__Working data__:

· · · · ·

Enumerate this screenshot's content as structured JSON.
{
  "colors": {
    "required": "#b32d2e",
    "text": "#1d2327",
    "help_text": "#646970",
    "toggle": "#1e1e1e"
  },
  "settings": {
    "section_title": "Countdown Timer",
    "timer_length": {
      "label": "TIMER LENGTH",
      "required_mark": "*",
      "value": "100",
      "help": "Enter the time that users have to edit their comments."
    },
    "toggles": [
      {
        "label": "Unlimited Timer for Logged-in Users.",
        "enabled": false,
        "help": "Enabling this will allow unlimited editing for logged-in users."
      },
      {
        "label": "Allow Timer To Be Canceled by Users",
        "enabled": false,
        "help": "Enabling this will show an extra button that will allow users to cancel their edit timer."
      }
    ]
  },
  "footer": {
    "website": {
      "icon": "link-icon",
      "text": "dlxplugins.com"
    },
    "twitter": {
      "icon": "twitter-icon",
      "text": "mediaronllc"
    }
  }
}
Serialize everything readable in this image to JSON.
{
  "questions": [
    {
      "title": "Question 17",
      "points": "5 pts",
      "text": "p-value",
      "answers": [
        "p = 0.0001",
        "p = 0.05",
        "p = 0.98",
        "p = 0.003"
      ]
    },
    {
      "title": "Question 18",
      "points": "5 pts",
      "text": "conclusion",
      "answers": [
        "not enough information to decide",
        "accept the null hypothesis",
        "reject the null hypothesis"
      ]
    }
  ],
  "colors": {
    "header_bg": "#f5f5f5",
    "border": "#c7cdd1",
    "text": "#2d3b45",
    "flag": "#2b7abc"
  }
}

· · · · ·

__Problem to solve__: Retype every record above exactly as written.

__Worked answer__:
Enumerate this screenshot's content as structured JSON.
{
  "colors": {
    "required": "#b32d2e",
    "text": "#1d2327",
    "help_text": "#646970",
    "toggle": "#1e1e1e"
  },
  "settings": {
    "section_title": "Countdown Timer",
    "timer_length": {
      "label": "TIMER LENGTH",
      "required_mark": "*",
      "value": "100",
      "help": "Enter the time that users have to edit their comments."
    },
    "toggles": [
      {
        "label": "Unlimited Timer for Logged-in Users.",
        "enabled": false,
        "help": "Enabling this will allow unlimited editing for logged-in users."
      },
      {
        "label": "Allow Timer To Be Canceled by Users",
        "enabled": false,
        "help": "Enabling this will show an extra button that will allow users to cancel their edit timer."
      }
    ]
  },
  "footer": {
    "website": {
      "icon": "link-icon",
      "text": "dlxplugins.com"
    },
    "twitter": {
      "icon": "twitter-icon",
      "text": "mediaronllc"
    }
  }
}
Serialize everything readable in this image to JSON.
{
  "questions": [
    {
      "title": "Question 17",
      "points": "5 pts",
      "text": "p-value",
      "answers": [
        "p = 0.0001",
        "p = 0.05",
        "p = 0.98",
        "p = 0.003"
      ]
    },
    {
      "title": "Question 18",
      "points": "5 pts",
      "text": "conclusion",
      "answers": [
        "not enough information to decide",
        "accept the null hypothesis",
        "reject the null hypothesis"
      ]
    }
  ],
  "colors": {
    "header_bg": "#f5f5f5",
    "border": "#c7cdd1",
    "text": "#2d3b45",
    "flag": "#2b7abc"
  }
}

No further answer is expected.